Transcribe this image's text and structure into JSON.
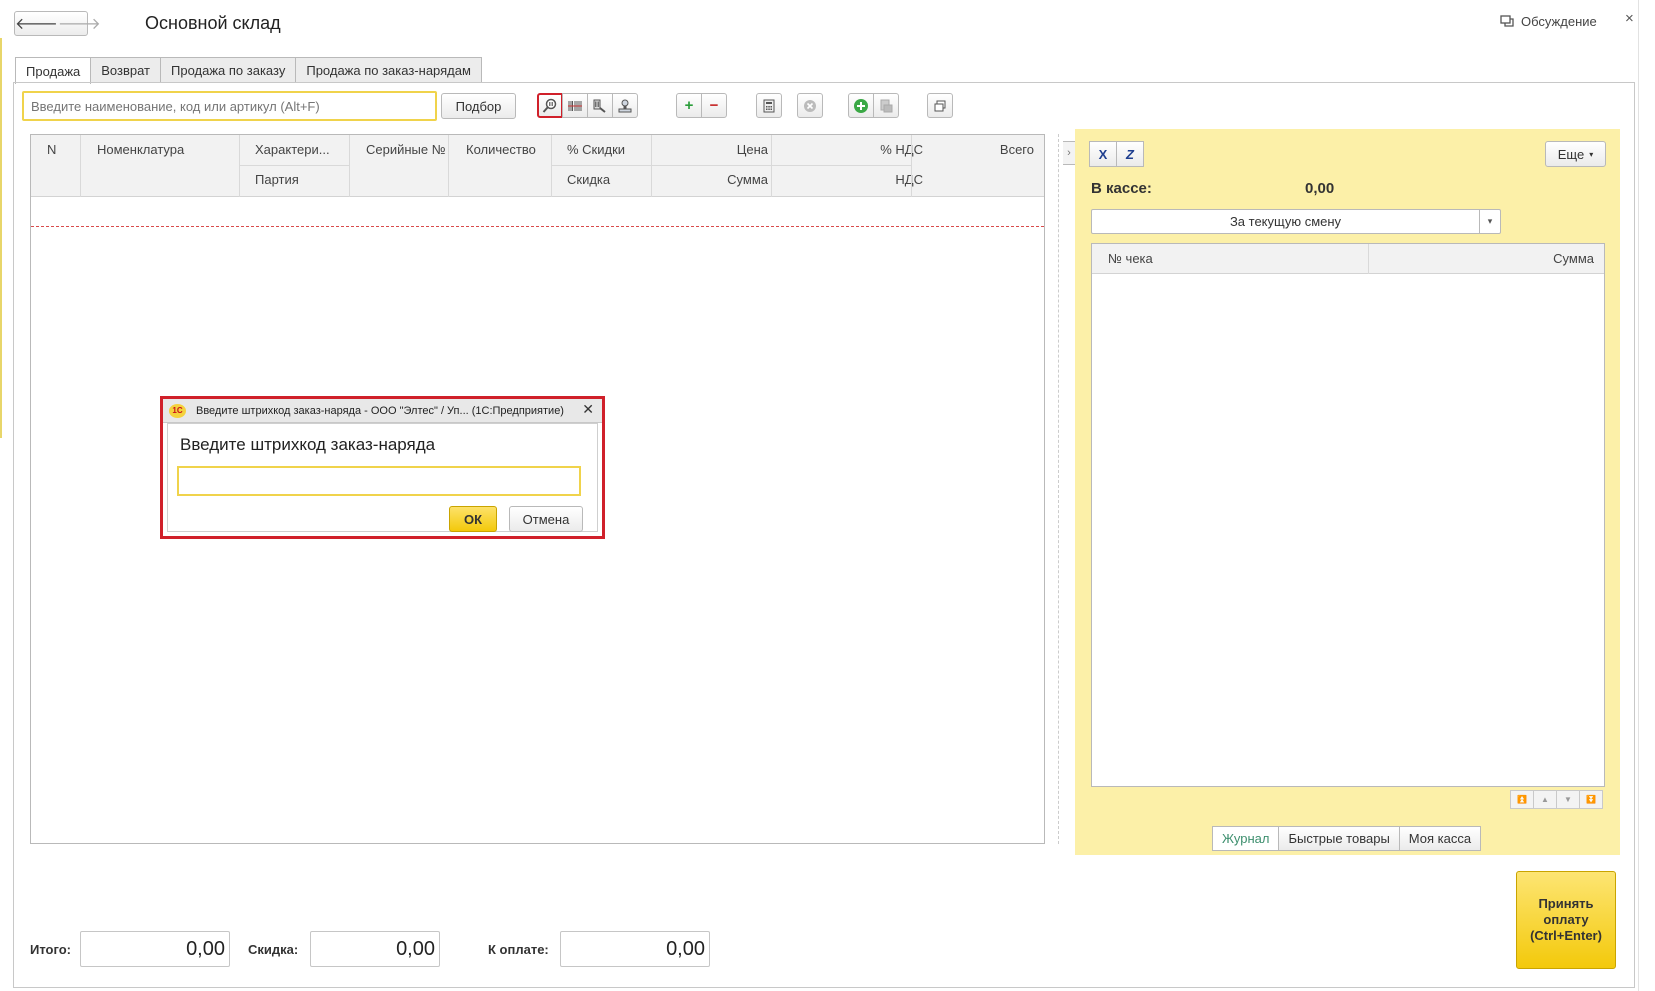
{
  "window": {
    "title": "Основной склад",
    "discussion_label": "Обсуждение",
    "close_glyph": "×"
  },
  "nav": {
    "back_glyph": "🡐",
    "forward_glyph": "🡒"
  },
  "tabs": [
    {
      "label": "Продажа",
      "active": true
    },
    {
      "label": "Возврат"
    },
    {
      "label": "Продажа по заказу"
    },
    {
      "label": "Продажа по заказ-нарядам"
    }
  ],
  "search": {
    "placeholder": "Введите наименование, код или артикул (Alt+F)",
    "value": "",
    "pick_button": "Подбор"
  },
  "toolbar_icons": [
    "barcode-search-icon",
    "barcode-icon",
    "barcode-scanner-icon",
    "stamp-icon",
    "plus-icon",
    "minus-icon",
    "calculator-icon",
    "cancel-icon",
    "add-green-icon",
    "print-icon",
    "window-icon"
  ],
  "table": {
    "headers": {
      "n": "N",
      "nomenclature": "Номенклатура",
      "characteristic": "Характери...",
      "batch": "Партия",
      "serial": "Серийные №",
      "quantity": "Количество",
      "discount_pct": "% Скидки",
      "discount": "Скидка",
      "price": "Цена",
      "sum": "Сумма",
      "vat_pct": "% НДС",
      "vat": "НДС",
      "total": "Всего"
    },
    "rows": []
  },
  "dialog": {
    "title": "Введите штрихкод заказ-наряда - ООО \"Элтес\" / Уп... (1С:Предприятие)",
    "logo_text": "1С",
    "heading": "Введите штрихкод заказ-наряда",
    "input_value": "",
    "ok_label": "ОК",
    "cancel_label": "Отмена",
    "close_glyph": "✕"
  },
  "right_panel": {
    "excel_label": "X",
    "zip_label": "Z",
    "more_label": "Еще",
    "cash_label": "В кассе:",
    "cash_value": "0,00",
    "period_value": "За текущую смену",
    "columns": {
      "receipt_no": "№ чека",
      "sum": "Сумма"
    },
    "rows": [],
    "tabs": [
      {
        "label": "Журнал",
        "active": true
      },
      {
        "label": "Быстрые товары"
      },
      {
        "label": "Моя касса"
      }
    ]
  },
  "totals": {
    "total_label": "Итого:",
    "total_value": "0,00",
    "discount_label": "Скидка:",
    "discount_value": "0,00",
    "pay_label": "К оплате:",
    "pay_value": "0,00"
  },
  "pay_button": {
    "line1": "Принять",
    "line2": "оплату",
    "line3": "(Ctrl+Enter)"
  }
}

= = = = =

> **GIVEN TASK**
Write out every line of the listing that holds the word "barcode".

> **PROBLEM SOLUTION**
    "barcode-search-icon",
    "barcode-icon",
    "barcode-scanner-icon",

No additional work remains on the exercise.